What is being asked: Collect every line that includes the string "cover".

(Raw records)

:::

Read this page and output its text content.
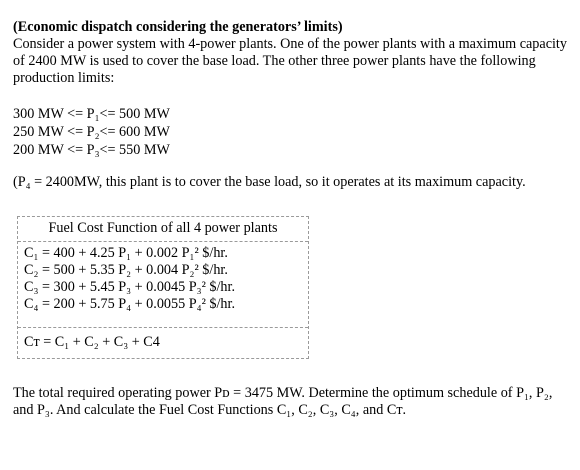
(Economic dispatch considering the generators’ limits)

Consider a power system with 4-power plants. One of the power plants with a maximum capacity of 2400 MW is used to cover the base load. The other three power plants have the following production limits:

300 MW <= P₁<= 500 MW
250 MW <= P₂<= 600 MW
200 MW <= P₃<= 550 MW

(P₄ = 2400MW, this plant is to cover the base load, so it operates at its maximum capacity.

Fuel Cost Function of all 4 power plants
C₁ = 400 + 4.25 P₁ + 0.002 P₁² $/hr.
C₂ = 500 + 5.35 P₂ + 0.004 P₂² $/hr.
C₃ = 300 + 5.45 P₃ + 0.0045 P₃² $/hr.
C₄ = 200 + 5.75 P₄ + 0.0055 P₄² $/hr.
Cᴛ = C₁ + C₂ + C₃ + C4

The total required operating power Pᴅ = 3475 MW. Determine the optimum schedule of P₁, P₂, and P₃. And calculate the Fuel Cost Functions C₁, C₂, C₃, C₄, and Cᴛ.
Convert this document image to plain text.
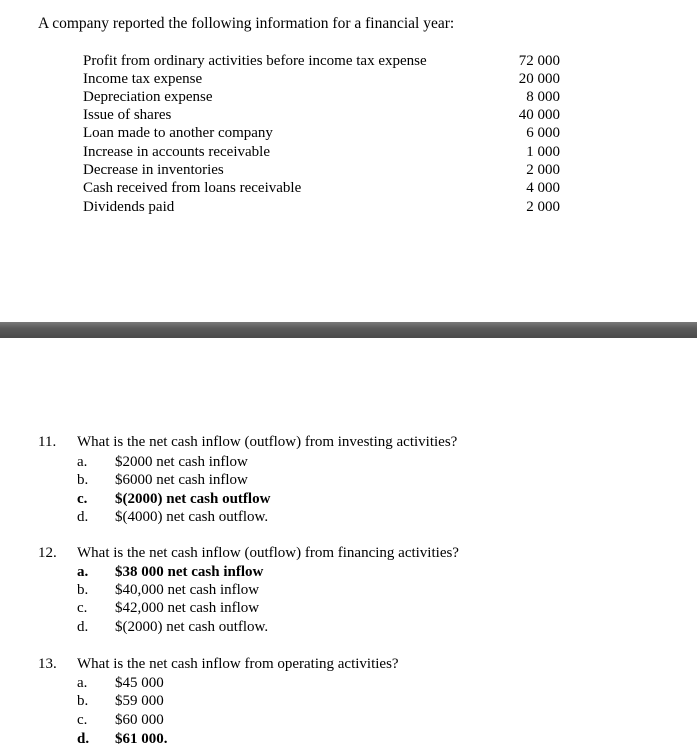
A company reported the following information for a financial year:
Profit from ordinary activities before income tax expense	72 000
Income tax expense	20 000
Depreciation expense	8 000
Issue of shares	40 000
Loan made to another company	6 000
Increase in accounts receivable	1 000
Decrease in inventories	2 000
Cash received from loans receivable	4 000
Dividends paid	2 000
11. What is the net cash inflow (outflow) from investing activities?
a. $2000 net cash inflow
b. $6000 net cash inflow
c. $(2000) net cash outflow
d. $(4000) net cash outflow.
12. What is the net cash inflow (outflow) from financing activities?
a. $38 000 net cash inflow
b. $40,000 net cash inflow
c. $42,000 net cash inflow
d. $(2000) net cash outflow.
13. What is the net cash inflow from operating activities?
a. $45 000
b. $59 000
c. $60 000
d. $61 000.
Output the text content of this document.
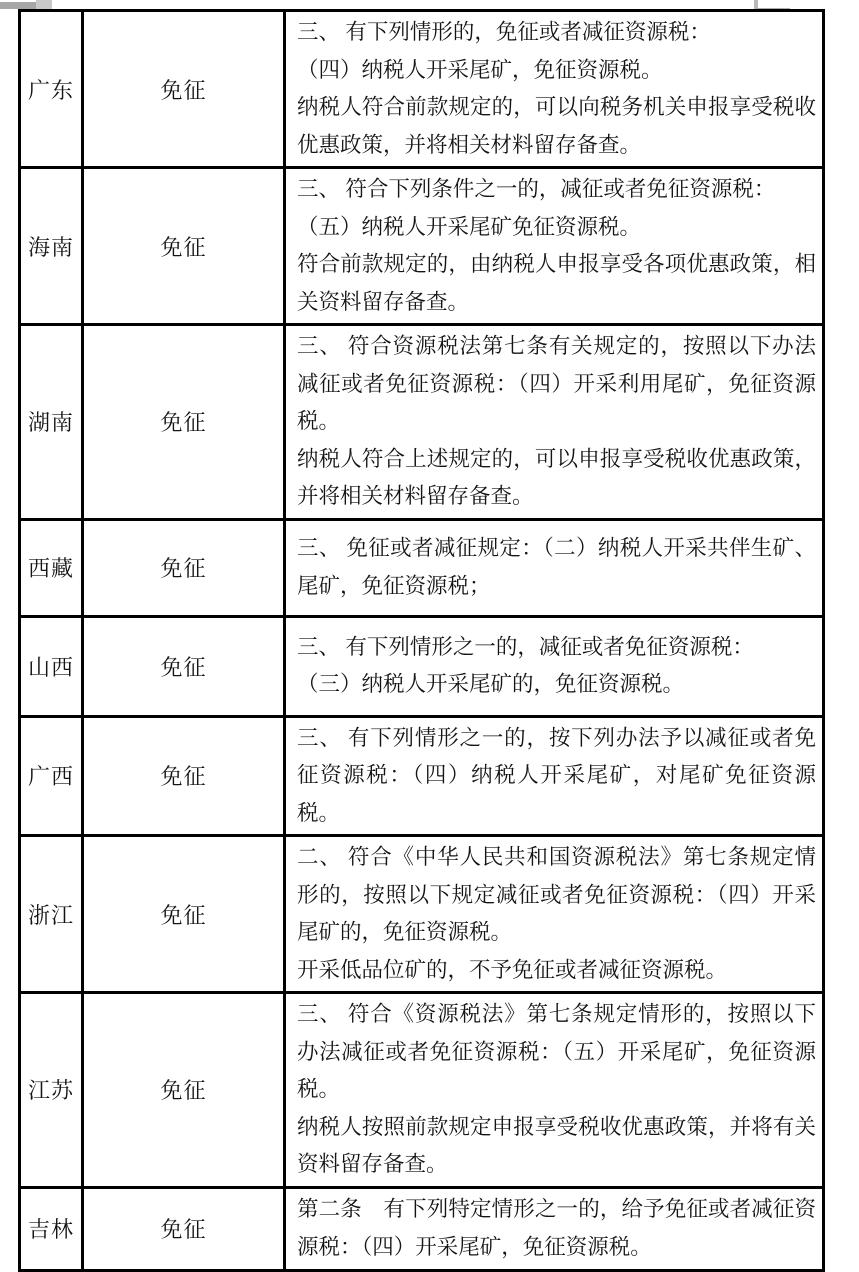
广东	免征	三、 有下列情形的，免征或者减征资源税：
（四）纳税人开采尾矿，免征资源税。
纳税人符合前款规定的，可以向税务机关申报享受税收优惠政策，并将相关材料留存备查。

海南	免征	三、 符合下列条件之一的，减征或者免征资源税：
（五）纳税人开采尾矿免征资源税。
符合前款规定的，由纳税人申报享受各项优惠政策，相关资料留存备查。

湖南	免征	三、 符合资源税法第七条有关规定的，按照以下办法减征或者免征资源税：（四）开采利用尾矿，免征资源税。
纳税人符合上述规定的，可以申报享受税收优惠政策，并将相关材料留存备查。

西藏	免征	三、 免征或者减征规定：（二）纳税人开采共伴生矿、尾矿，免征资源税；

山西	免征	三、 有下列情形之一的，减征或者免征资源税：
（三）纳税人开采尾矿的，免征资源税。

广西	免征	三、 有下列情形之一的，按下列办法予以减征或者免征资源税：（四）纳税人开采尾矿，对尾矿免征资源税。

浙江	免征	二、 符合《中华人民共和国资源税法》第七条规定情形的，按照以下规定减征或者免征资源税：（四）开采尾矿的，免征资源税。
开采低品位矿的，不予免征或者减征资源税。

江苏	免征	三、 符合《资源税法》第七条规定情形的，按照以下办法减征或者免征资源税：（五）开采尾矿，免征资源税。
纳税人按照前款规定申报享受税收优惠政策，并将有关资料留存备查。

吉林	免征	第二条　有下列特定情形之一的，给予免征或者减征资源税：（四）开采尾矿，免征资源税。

:::

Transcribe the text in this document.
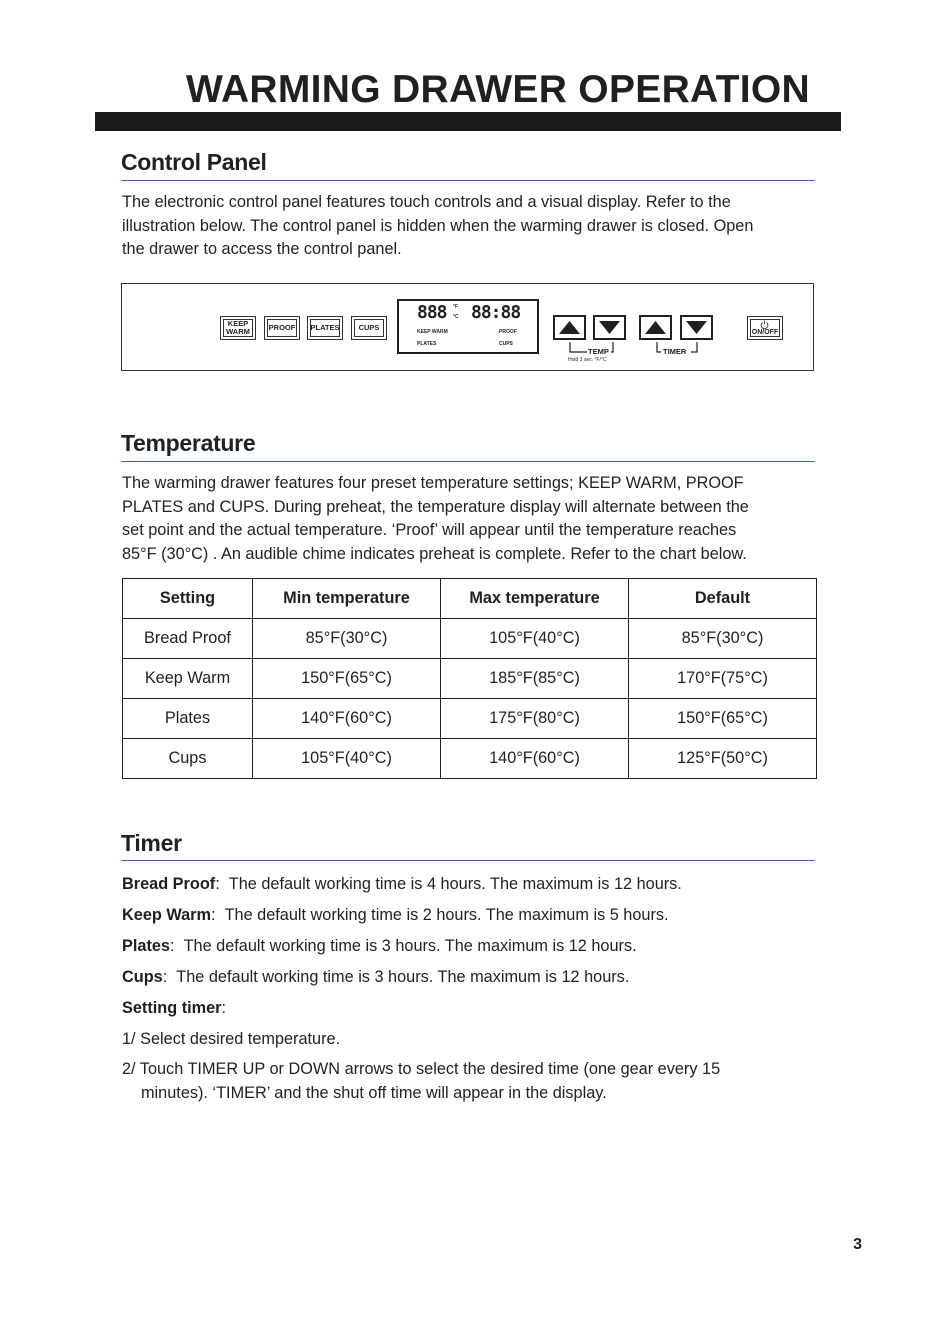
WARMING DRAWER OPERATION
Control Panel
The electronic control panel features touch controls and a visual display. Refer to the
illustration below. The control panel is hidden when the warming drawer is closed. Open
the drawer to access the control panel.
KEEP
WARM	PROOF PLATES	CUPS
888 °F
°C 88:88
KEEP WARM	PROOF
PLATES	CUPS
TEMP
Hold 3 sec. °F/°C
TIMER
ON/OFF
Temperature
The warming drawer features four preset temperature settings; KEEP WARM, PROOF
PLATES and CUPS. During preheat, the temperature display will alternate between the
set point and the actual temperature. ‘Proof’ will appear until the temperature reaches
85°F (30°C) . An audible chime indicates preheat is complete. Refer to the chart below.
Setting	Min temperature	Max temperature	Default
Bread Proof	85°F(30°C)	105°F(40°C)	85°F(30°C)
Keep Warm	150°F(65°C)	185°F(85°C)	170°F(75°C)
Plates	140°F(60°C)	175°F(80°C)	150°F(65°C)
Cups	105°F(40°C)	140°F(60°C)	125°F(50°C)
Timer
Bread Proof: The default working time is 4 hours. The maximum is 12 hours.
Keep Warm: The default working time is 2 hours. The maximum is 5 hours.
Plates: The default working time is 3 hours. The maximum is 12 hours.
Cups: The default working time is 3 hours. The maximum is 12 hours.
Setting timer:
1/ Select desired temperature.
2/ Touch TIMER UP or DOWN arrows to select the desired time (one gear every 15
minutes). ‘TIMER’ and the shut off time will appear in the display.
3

:::

The answer:
Consider a power system with 4-power plants. One of the power plants with a maximum capacity of 2400 MW is used to cover the base load. The other three power plants have the following production limits:
(P₄ = 2400MW, this plant is to cover the base load, so it operates at its maximum capacity.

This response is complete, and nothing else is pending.